- _Your task_
Filter the entries, keeping every line with the word "Apollo".

- _Extracted information_
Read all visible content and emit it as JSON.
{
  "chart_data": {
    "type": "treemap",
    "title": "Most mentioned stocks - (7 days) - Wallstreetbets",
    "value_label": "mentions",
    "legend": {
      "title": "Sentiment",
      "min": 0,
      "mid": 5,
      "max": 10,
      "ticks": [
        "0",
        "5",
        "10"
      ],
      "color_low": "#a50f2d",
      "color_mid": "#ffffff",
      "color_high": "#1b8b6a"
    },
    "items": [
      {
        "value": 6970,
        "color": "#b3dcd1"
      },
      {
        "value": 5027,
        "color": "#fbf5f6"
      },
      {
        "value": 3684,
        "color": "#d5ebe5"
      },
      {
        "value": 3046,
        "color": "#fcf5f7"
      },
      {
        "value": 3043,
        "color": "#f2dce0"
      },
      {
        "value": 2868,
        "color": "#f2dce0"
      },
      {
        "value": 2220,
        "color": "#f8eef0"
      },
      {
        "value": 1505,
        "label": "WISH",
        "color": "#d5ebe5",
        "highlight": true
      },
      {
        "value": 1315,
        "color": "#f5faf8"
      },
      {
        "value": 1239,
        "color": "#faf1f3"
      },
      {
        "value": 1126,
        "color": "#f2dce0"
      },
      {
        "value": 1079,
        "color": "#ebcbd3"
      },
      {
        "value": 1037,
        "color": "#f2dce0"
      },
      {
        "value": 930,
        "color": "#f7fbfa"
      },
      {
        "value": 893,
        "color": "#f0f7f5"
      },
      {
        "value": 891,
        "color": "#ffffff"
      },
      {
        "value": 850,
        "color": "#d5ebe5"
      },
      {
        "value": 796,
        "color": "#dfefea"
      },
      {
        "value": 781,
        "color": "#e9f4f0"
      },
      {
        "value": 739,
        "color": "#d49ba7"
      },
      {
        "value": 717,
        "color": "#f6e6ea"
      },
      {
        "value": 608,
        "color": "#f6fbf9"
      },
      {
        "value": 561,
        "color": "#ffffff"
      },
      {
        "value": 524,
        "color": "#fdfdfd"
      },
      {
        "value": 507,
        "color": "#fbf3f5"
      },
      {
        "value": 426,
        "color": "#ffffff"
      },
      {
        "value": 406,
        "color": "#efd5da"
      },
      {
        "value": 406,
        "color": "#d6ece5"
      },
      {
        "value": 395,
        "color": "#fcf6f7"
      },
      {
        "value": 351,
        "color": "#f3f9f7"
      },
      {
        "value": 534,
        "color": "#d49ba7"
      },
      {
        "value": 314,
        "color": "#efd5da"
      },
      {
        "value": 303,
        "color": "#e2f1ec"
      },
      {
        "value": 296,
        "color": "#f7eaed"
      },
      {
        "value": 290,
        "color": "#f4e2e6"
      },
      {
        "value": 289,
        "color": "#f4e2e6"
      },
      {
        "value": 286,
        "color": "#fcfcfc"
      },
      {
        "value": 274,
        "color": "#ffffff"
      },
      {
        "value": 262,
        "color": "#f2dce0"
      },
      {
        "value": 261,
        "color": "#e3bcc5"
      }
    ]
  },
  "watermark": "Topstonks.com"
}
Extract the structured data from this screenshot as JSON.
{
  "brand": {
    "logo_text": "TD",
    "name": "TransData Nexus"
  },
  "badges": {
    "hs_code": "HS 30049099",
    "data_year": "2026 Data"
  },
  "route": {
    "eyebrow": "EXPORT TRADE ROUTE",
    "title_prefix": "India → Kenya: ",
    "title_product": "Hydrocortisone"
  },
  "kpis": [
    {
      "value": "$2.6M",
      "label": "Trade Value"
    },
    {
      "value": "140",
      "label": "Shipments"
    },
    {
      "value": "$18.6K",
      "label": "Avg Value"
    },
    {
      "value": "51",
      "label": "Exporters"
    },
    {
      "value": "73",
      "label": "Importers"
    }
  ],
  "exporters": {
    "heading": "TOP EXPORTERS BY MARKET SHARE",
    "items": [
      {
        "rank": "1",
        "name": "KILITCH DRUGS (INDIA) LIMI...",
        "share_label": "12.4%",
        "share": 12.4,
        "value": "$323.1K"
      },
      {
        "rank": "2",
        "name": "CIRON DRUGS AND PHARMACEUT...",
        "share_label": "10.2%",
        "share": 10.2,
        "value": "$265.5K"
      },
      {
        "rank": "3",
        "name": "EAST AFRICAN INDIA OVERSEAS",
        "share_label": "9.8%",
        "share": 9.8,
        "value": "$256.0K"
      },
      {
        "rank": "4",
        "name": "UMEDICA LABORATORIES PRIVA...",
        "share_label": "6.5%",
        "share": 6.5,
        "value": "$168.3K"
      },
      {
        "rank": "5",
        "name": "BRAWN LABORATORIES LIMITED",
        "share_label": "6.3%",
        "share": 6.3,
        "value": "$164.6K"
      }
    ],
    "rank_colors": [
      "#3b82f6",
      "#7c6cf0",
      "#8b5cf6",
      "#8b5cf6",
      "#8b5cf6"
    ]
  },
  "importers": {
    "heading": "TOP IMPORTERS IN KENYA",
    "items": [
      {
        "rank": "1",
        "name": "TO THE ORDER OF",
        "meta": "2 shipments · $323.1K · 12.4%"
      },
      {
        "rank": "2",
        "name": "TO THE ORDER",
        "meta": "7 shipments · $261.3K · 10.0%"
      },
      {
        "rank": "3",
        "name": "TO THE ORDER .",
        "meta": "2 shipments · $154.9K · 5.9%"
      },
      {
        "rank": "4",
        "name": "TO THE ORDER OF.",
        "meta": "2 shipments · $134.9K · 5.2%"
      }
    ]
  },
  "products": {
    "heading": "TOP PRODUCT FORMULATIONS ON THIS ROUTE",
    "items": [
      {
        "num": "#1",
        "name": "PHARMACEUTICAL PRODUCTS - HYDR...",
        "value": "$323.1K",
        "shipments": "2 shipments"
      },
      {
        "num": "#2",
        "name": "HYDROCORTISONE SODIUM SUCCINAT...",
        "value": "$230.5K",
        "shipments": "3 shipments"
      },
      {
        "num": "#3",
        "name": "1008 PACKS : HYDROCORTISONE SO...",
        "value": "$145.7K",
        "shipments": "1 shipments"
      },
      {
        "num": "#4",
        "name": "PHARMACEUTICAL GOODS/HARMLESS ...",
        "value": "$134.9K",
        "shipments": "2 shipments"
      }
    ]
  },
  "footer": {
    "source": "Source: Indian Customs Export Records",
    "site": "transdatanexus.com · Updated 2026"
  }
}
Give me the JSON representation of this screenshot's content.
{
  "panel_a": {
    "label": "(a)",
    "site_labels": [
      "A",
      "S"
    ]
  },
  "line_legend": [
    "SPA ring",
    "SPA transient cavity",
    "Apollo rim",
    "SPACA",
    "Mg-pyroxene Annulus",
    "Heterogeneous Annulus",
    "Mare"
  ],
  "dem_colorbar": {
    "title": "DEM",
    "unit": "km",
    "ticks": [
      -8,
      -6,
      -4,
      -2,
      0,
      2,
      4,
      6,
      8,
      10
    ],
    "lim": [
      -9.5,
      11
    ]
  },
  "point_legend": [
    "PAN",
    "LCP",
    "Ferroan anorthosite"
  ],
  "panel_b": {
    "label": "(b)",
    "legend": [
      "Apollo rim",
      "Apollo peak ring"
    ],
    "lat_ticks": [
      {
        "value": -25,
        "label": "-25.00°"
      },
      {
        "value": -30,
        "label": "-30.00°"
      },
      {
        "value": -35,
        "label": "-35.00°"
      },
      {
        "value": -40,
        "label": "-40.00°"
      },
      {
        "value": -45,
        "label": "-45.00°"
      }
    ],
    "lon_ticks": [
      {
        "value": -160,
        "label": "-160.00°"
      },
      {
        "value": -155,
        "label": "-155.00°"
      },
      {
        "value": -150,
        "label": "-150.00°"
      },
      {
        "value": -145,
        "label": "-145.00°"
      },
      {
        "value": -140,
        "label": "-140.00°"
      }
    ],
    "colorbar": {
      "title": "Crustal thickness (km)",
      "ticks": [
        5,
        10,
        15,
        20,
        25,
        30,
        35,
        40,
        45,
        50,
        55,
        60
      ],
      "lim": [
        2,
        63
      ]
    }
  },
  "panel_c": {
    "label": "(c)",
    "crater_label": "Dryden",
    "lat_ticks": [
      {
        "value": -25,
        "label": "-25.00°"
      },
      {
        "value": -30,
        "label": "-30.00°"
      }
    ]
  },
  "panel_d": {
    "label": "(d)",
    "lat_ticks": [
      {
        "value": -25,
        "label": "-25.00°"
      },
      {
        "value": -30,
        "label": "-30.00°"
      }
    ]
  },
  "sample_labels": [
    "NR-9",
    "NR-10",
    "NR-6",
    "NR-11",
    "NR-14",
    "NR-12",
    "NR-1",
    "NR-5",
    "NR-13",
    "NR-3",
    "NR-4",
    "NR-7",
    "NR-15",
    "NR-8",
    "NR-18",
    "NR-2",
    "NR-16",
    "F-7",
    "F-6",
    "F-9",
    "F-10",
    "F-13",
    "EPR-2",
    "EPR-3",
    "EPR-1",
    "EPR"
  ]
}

- _Solution to this exercise_
    "Apollo rim",
      "Apollo rim",
      "Apollo peak ring"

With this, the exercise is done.